◆ Record set
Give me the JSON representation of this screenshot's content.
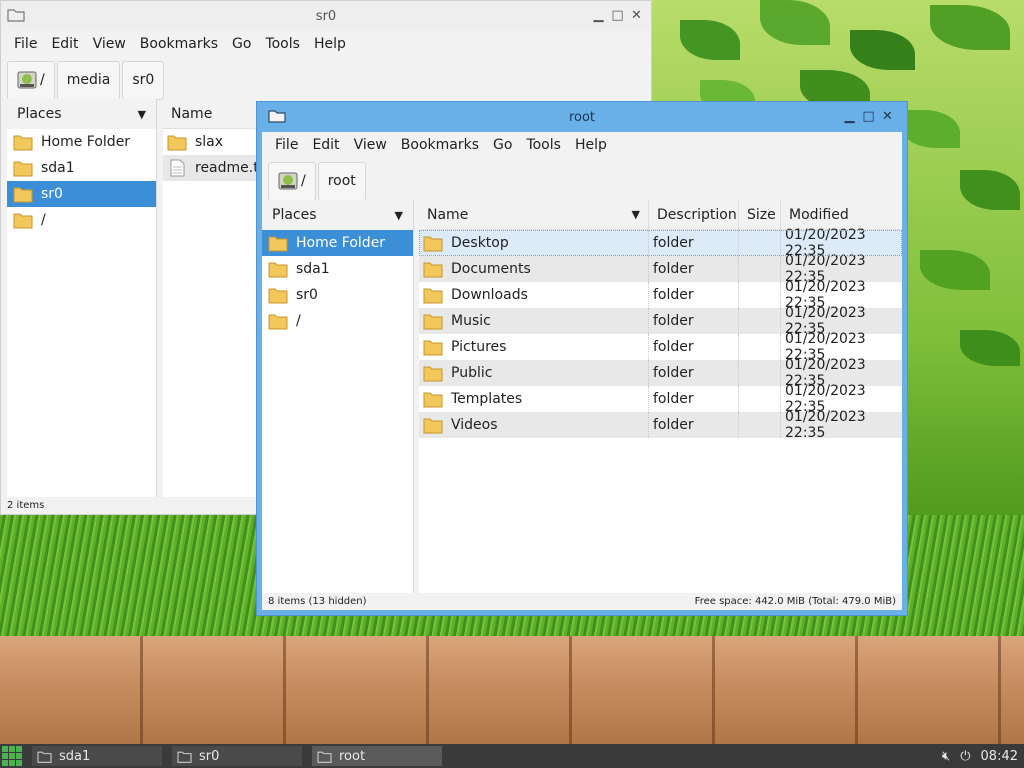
{
  "back_window": {
    "title": "sr0",
    "menu": [
      "File",
      "Edit",
      "View",
      "Bookmarks",
      "Go",
      "Tools",
      "Help"
    ],
    "path": [
      "/",
      "media",
      "sr0"
    ],
    "places_label": "Places",
    "places": [
      "Home Folder",
      "sda1",
      "sr0",
      "/"
    ],
    "selected_place": 2,
    "columns": {
      "name": "Name"
    },
    "files": [
      "slax",
      "readme.txt"
    ],
    "status": "2 items"
  },
  "front_window": {
    "title": "root",
    "menu": [
      "File",
      "Edit",
      "View",
      "Bookmarks",
      "Go",
      "Tools",
      "Help"
    ],
    "path": [
      "/",
      "root"
    ],
    "places_label": "Places",
    "places": [
      "Home Folder",
      "sda1",
      "sr0",
      "/"
    ],
    "selected_place": 0,
    "columns": {
      "name": "Name",
      "description": "Description",
      "size": "Size",
      "modified": "Modified"
    },
    "files": [
      {
        "name": "Desktop",
        "description": "folder",
        "size": "",
        "modified": "01/20/2023 22:35"
      },
      {
        "name": "Documents",
        "description": "folder",
        "size": "",
        "modified": "01/20/2023 22:35"
      },
      {
        "name": "Downloads",
        "description": "folder",
        "size": "",
        "modified": "01/20/2023 22:35"
      },
      {
        "name": "Music",
        "description": "folder",
        "size": "",
        "modified": "01/20/2023 22:35"
      },
      {
        "name": "Pictures",
        "description": "folder",
        "size": "",
        "modified": "01/20/2023 22:35"
      },
      {
        "name": "Public",
        "description": "folder",
        "size": "",
        "modified": "01/20/2023 22:35"
      },
      {
        "name": "Templates",
        "description": "folder",
        "size": "",
        "modified": "01/20/2023 22:35"
      },
      {
        "name": "Videos",
        "description": "folder",
        "size": "",
        "modified": "01/20/2023 22:35"
      }
    ],
    "status_left": "8 items (13 hidden)",
    "status_right": "Free space: 442.0 MiB (Total: 479.0 MiB)"
  },
  "taskbar": {
    "tasks": [
      "sda1",
      "sr0",
      "root"
    ],
    "active_task": 2,
    "clock": "08:42"
  },
  "colors": {
    "accent": "#3b8fd6",
    "titlebar_active": "#6ab0e8",
    "folder": "#f2c75c"
  }
}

◆ Exercise
Transcribe every entry word for word, but skip the pictures.

◆ The response
Give me the JSON representation of this screenshot's content.
{
  "back_window": {
    "title": "sr0",
    "menu": [
      "File",
      "Edit",
      "View",
      "Bookmarks",
      "Go",
      "Tools",
      "Help"
    ],
    "path": [
      "/",
      "media",
      "sr0"
    ],
    "places_label": "Places",
    "places": [
      "Home Folder",
      "sda1",
      "sr0",
      "/"
    ],
    "selected_place": 2,
    "columns": {
      "name": "Name"
    },
    "files": [
      "slax",
      "readme.txt"
    ],
    "status": "2 items"
  },
  "front_window": {
    "title": "root",
    "menu": [
      "File",
      "Edit",
      "View",
      "Bookmarks",
      "Go",
      "Tools",
      "Help"
    ],
    "path": [
      "/",
      "root"
    ],
    "places_label": "Places",
    "places": [
      "Home Folder",
      "sda1",
      "sr0",
      "/"
    ],
    "selected_place": 0,
    "columns": {
      "name": "Name",
      "description": "Description",
      "size": "Size",
      "modified": "Modified"
    },
    "files": [
      {
        "name": "Desktop",
        "description": "folder",
        "size": "",
        "modified": "01/20/2023 22:35"
      },
      {
        "name": "Documents",
        "description": "folder",
        "size": "",
        "modified": "01/20/2023 22:35"
      },
      {
        "name": "Downloads",
        "description": "folder",
        "size": "",
        "modified": "01/20/2023 22:35"
      },
      {
        "name": "Music",
        "description": "folder",
        "size": "",
        "modified": "01/20/2023 22:35"
      },
      {
        "name": "Pictures",
        "description": "folder",
        "size": "",
        "modified": "01/20/2023 22:35"
      },
      {
        "name": "Public",
        "description": "folder",
        "size": "",
        "modified": "01/20/2023 22:35"
      },
      {
        "name": "Templates",
        "description": "folder",
        "size": "",
        "modified": "01/20/2023 22:35"
      },
      {
        "name": "Videos",
        "description": "folder",
        "size": "",
        "modified": "01/20/2023 22:35"
      }
    ],
    "status_left": "8 items (13 hidden)",
    "status_right": "Free space: 442.0 MiB (Total: 479.0 MiB)"
  },
  "taskbar": {
    "tasks": [
      "sda1",
      "sr0",
      "root"
    ],
    "active_task": 2,
    "clock": "08:42"
  },
  "colors": {
    "accent": "#3b8fd6",
    "titlebar_active": "#6ab0e8",
    "folder": "#f2c75c"
  }
}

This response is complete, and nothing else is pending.